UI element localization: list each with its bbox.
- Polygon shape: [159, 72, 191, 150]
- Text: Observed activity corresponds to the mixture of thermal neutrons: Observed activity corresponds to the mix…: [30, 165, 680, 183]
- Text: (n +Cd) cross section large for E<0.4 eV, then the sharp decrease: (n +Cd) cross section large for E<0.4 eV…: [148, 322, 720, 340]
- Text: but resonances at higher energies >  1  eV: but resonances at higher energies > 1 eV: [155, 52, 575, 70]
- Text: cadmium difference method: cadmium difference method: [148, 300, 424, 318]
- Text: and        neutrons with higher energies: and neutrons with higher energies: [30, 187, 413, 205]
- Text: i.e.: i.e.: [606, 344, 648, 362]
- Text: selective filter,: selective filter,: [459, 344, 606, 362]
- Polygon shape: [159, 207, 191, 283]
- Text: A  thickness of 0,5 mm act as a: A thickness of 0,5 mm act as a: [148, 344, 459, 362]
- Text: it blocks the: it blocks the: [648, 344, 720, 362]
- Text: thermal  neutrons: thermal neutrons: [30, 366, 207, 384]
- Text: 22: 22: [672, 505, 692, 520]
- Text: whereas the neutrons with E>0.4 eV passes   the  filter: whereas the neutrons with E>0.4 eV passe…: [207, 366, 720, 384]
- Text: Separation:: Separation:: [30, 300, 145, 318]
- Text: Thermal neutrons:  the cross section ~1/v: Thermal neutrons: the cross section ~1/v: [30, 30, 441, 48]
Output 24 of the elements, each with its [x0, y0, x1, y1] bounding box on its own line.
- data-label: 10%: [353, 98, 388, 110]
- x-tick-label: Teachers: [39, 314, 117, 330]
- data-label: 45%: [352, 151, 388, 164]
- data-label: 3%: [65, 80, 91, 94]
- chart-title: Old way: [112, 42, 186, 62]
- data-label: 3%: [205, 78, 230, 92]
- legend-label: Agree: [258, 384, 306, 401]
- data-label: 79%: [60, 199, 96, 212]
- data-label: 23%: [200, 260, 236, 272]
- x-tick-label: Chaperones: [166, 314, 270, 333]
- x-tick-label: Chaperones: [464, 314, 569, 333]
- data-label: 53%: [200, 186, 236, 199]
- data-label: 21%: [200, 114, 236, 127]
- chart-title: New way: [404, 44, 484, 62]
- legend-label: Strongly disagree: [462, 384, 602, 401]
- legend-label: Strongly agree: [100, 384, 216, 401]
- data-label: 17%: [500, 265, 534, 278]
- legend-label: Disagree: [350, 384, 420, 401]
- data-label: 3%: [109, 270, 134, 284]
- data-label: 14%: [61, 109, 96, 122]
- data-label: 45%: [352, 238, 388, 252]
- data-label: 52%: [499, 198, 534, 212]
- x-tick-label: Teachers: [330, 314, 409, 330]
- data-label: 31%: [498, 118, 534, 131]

------------------------------------------------------------------------

#### [REQUIREMENTS]
Reproduce every line of the records above verbatim, keeping the original order and leaving out nothing.

#### [RESULT FOR THIS EXERCISE]
UI element localization: list each with its bbox.
- Polygon shape: [159, 72, 191, 150]
- Text: Observed activity corresponds to the mixture of thermal neutrons: Observed activity corresponds to the mix…: [30, 165, 680, 183]
- Text: (n +Cd) cross section large for E<0.4 eV, then the sharp decrease: (n +Cd) cross section large for E<0.4 eV…: [148, 322, 720, 340]
- Text: but resonances at higher energies >  1  eV: but resonances at higher energies > 1 eV: [155, 52, 575, 70]
- Text: cadmium difference method: cadmium difference method: [148, 300, 424, 318]
- Text: and        neutrons with higher energies: and neutrons with higher energies: [30, 187, 413, 205]
- Text: i.e.: i.e.: [606, 344, 648, 362]
- Text: selective filter,: selective filter,: [459, 344, 606, 362]
- Polygon shape: [159, 207, 191, 283]
- Text: A  thickness of 0,5 mm act as a: A thickness of 0,5 mm act as a: [148, 344, 459, 362]
- Text: it blocks the: it blocks the: [648, 344, 720, 362]
- Text: thermal  neutrons: thermal neutrons: [30, 366, 207, 384]
- Text: 22: 22: [672, 505, 692, 520]
- Text: whereas the neutrons with E>0.4 eV passes   the  filter: whereas the neutrons with E>0.4 eV passe…: [207, 366, 720, 384]
- Text: Separation:: Separation:: [30, 300, 145, 318]
- Text: Thermal neutrons:  the cross section ~1/v: Thermal neutrons: the cross section ~1/v: [30, 30, 441, 48]
Output 24 of the elements, each with its [x0, y0, x1, y1] bounding box on its own line.
- data-label: 10%: [353, 98, 388, 110]
- x-tick-label: Teachers: [39, 314, 117, 330]
- data-label: 45%: [352, 151, 388, 164]
- data-label: 3%: [65, 80, 91, 94]
- chart-title: Old way: [112, 42, 186, 62]
- data-label: 3%: [205, 78, 230, 92]
- legend-label: Agree: [258, 384, 306, 401]
- data-label: 79%: [60, 199, 96, 212]
- data-label: 23%: [200, 260, 236, 272]
- x-tick-label: Chaperones: [166, 314, 270, 333]
- x-tick-label: Chaperones: [464, 314, 569, 333]
- data-label: 53%: [200, 186, 236, 199]
- data-label: 21%: [200, 114, 236, 127]
- chart-title: New way: [404, 44, 484, 62]
- legend-label: Strongly disagree: [462, 384, 602, 401]
- legend-label: Strongly agree: [100, 384, 216, 401]
- data-label: 17%: [500, 265, 534, 278]
- legend-label: Disagree: [350, 384, 420, 401]
- data-label: 3%: [109, 270, 134, 284]
- data-label: 14%: [61, 109, 96, 122]
- data-label: 45%: [352, 238, 388, 252]
- data-label: 52%: [499, 198, 534, 212]
- x-tick-label: Teachers: [330, 314, 409, 330]
- data-label: 31%: [498, 118, 534, 131]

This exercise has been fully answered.